Problem details
Repeat the material below word for word and leave out all pictures.

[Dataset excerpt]
━━━━━━━━━━━━━━━━━━━━━━━━━━━━━━

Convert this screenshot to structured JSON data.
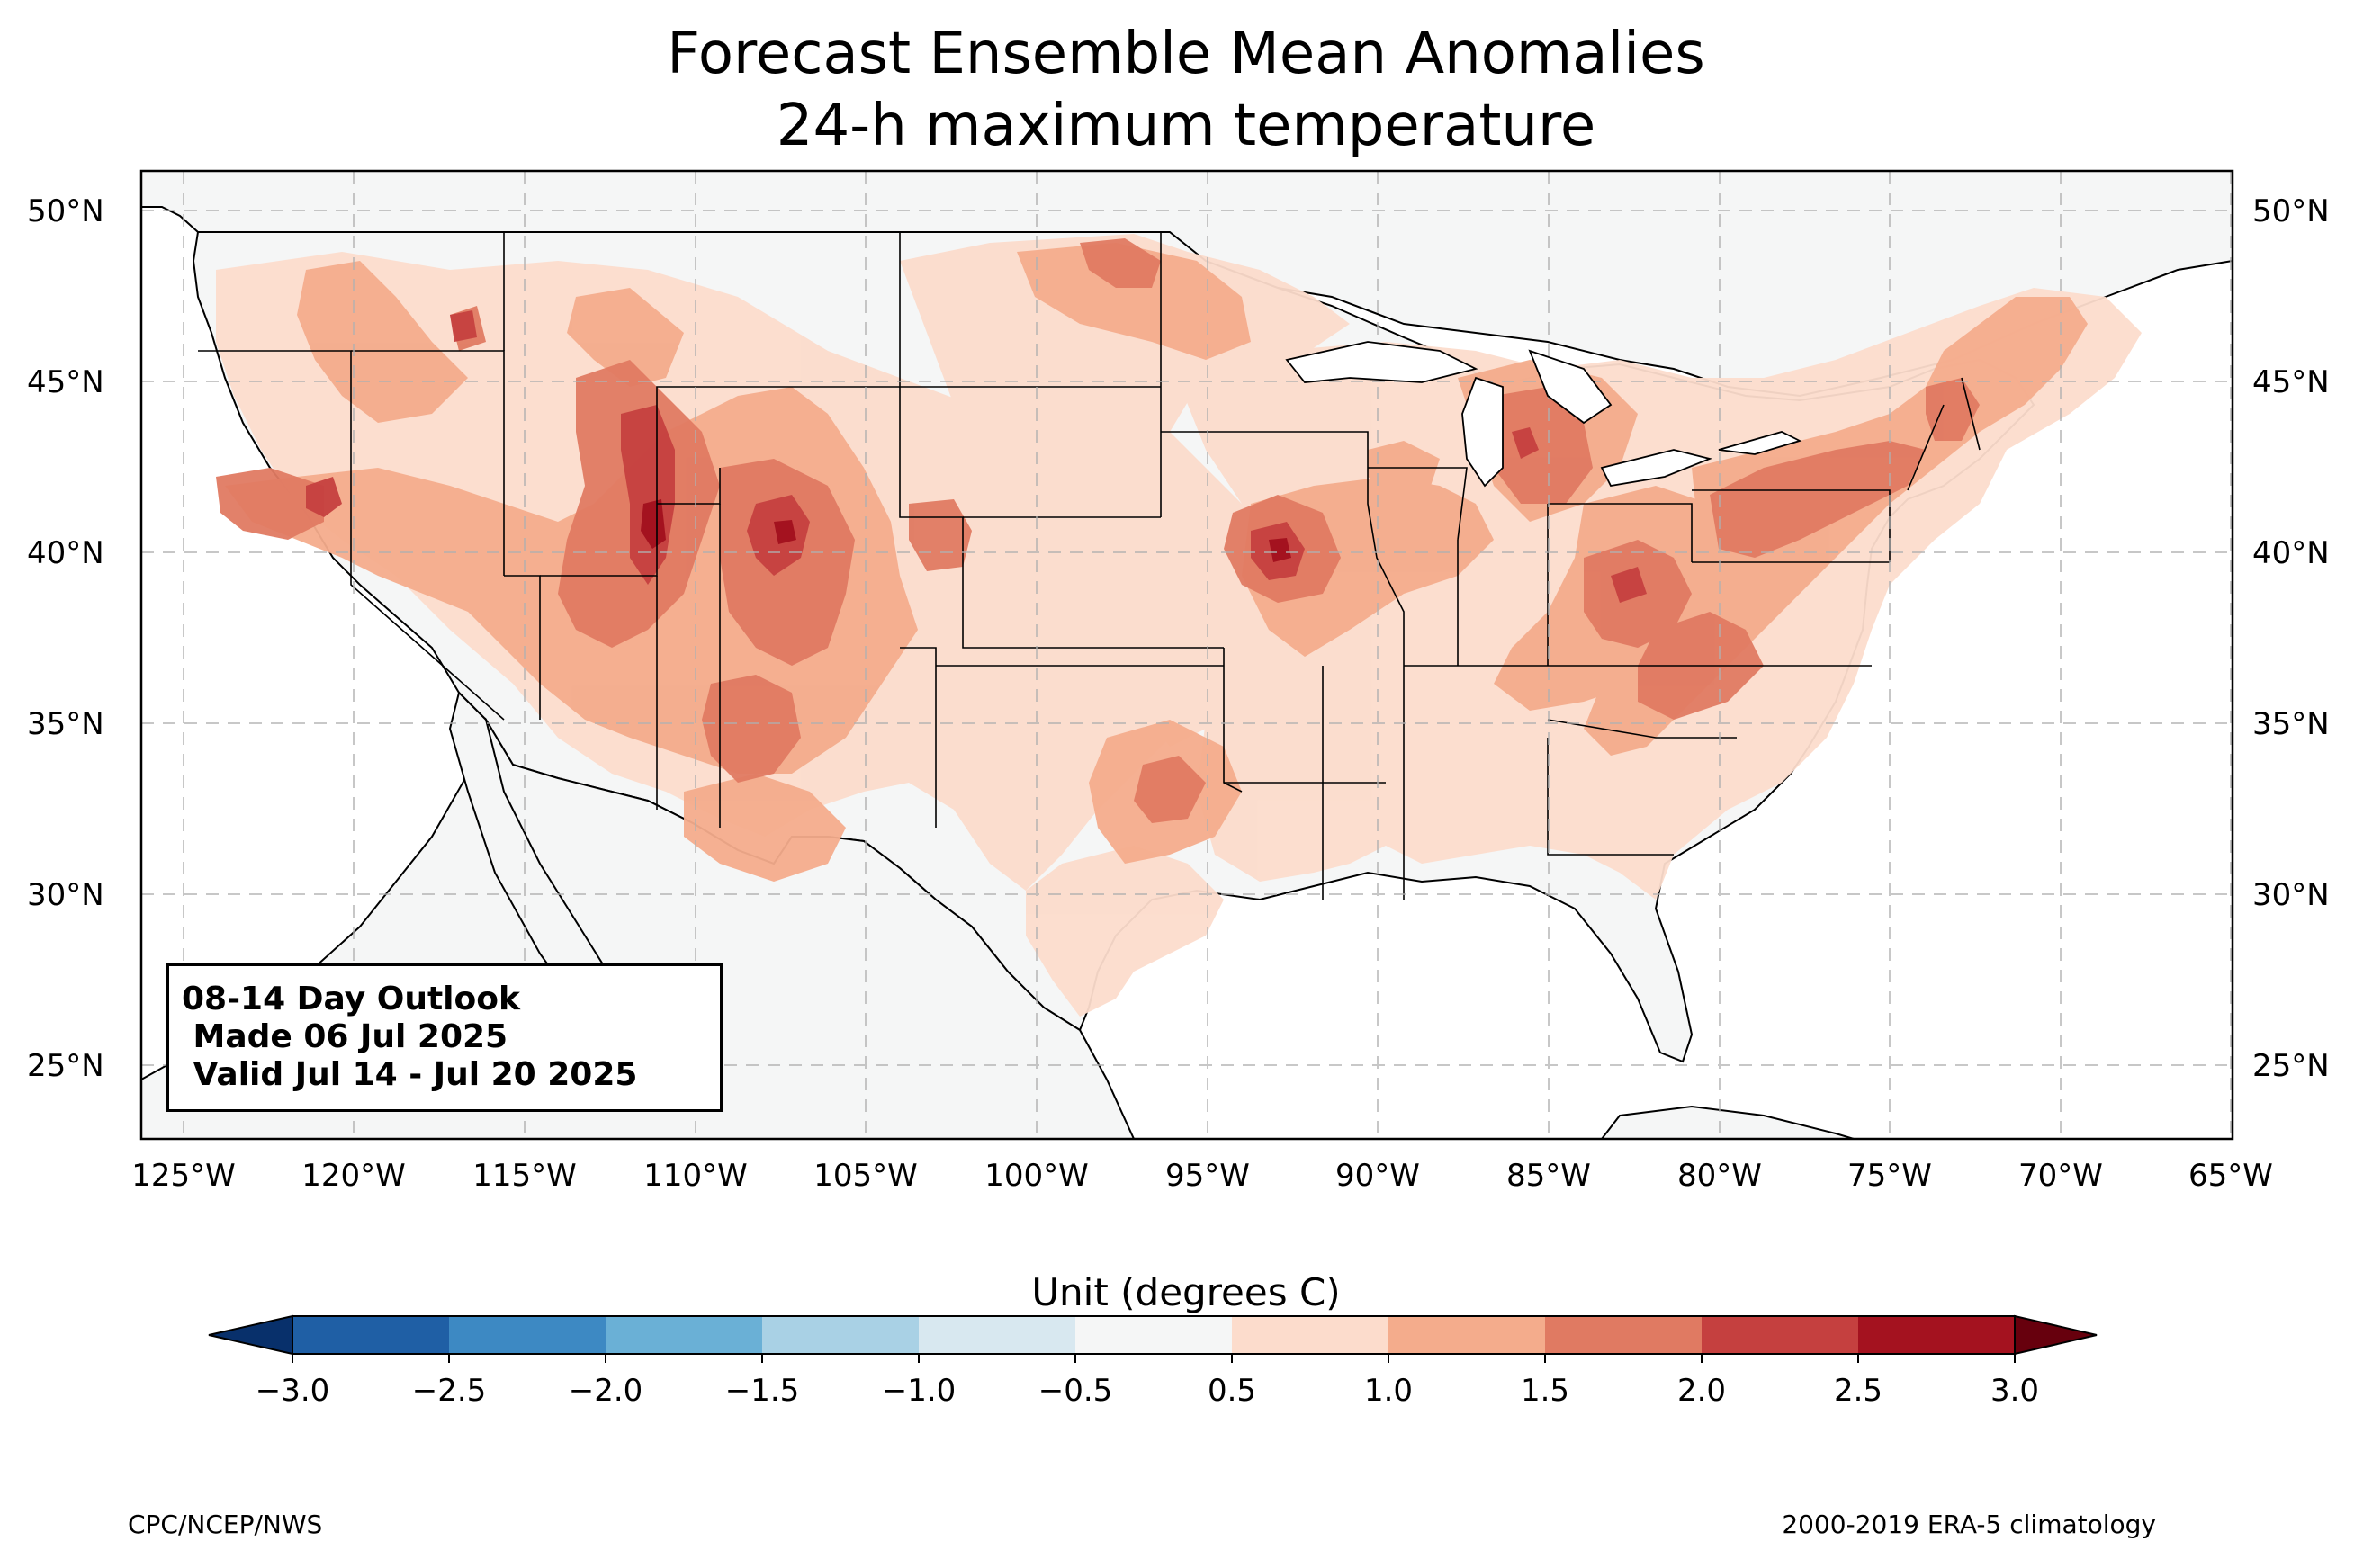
{
  "title": {
    "line1": "Forecast Ensemble Mean Anomalies",
    "line2": "24-h maximum temperature"
  },
  "outlook_box": {
    "line1": "08-14 Day Outlook",
    "line2": " Made 06 Jul 2025",
    "line3": " Valid Jul 14 - Jul 20 2025"
  },
  "axes": {
    "lat_labels": [
      "50°N",
      "45°N",
      "40°N",
      "35°N",
      "30°N",
      "25°N"
    ],
    "lon_labels": [
      "125°W",
      "120°W",
      "115°W",
      "110°W",
      "105°W",
      "100°W",
      "95°W",
      "90°W",
      "85°W",
      "80°W",
      "75°W",
      "70°W",
      "65°W"
    ]
  },
  "colorbar": {
    "label": "Unit (degrees C)",
    "ticks": [
      "−3.0",
      "−2.5",
      "−2.0",
      "−1.5",
      "−1.0",
      "−0.5",
      "0.5",
      "1.0",
      "1.5",
      "2.0",
      "2.5",
      "3.0"
    ],
    "colors": [
      "#08306b",
      "#1f5fa5",
      "#3d89c3",
      "#6ab0d6",
      "#a9d1e5",
      "#d8e8f0",
      "#f5f6f6",
      "#fcdccc",
      "#f4ac8c",
      "#e07a62",
      "#c5403f",
      "#a4121f",
      "#67000d"
    ]
  },
  "footer": {
    "left": "CPC/NCEP/NWS",
    "right": "2000-2019 ERA-5 climatology"
  },
  "colors": {
    "land": "#f5f6f6",
    "anomaly_0_5_1": "#fcdccc",
    "anomaly_1_1_5": "#f4ac8c",
    "anomaly_1_5_2": "#e07a62",
    "anomaly_2_2_5": "#c5403f",
    "anomaly_2_5_3": "#a4121f"
  }
}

━━━━━━━━━━━━━━━━━━━━━━━━━━━━━━

Task solution
Convert this screenshot to structured JSON data.
{
  "title": {
    "line1": "Forecast Ensemble Mean Anomalies",
    "line2": "24-h maximum temperature"
  },
  "outlook_box": {
    "line1": "08-14 Day Outlook",
    "line2": " Made 06 Jul 2025",
    "line3": " Valid Jul 14 - Jul 20 2025"
  },
  "axes": {
    "lat_labels": [
      "50°N",
      "45°N",
      "40°N",
      "35°N",
      "30°N",
      "25°N"
    ],
    "lon_labels": [
      "125°W",
      "120°W",
      "115°W",
      "110°W",
      "105°W",
      "100°W",
      "95°W",
      "90°W",
      "85°W",
      "80°W",
      "75°W",
      "70°W",
      "65°W"
    ]
  },
  "colorbar": {
    "label": "Unit (degrees C)",
    "ticks": [
      "−3.0",
      "−2.5",
      "−2.0",
      "−1.5",
      "−1.0",
      "−0.5",
      "0.5",
      "1.0",
      "1.5",
      "2.0",
      "2.5",
      "3.0"
    ],
    "colors": [
      "#08306b",
      "#1f5fa5",
      "#3d89c3",
      "#6ab0d6",
      "#a9d1e5",
      "#d8e8f0",
      "#f5f6f6",
      "#fcdccc",
      "#f4ac8c",
      "#e07a62",
      "#c5403f",
      "#a4121f",
      "#67000d"
    ]
  },
  "footer": {
    "left": "CPC/NCEP/NWS",
    "right": "2000-2019 ERA-5 climatology"
  },
  "colors": {
    "land": "#f5f6f6",
    "anomaly_0_5_1": "#fcdccc",
    "anomaly_1_1_5": "#f4ac8c",
    "anomaly_1_5_2": "#e07a62",
    "anomaly_2_2_5": "#c5403f",
    "anomaly_2_5_3": "#a4121f"
  }
}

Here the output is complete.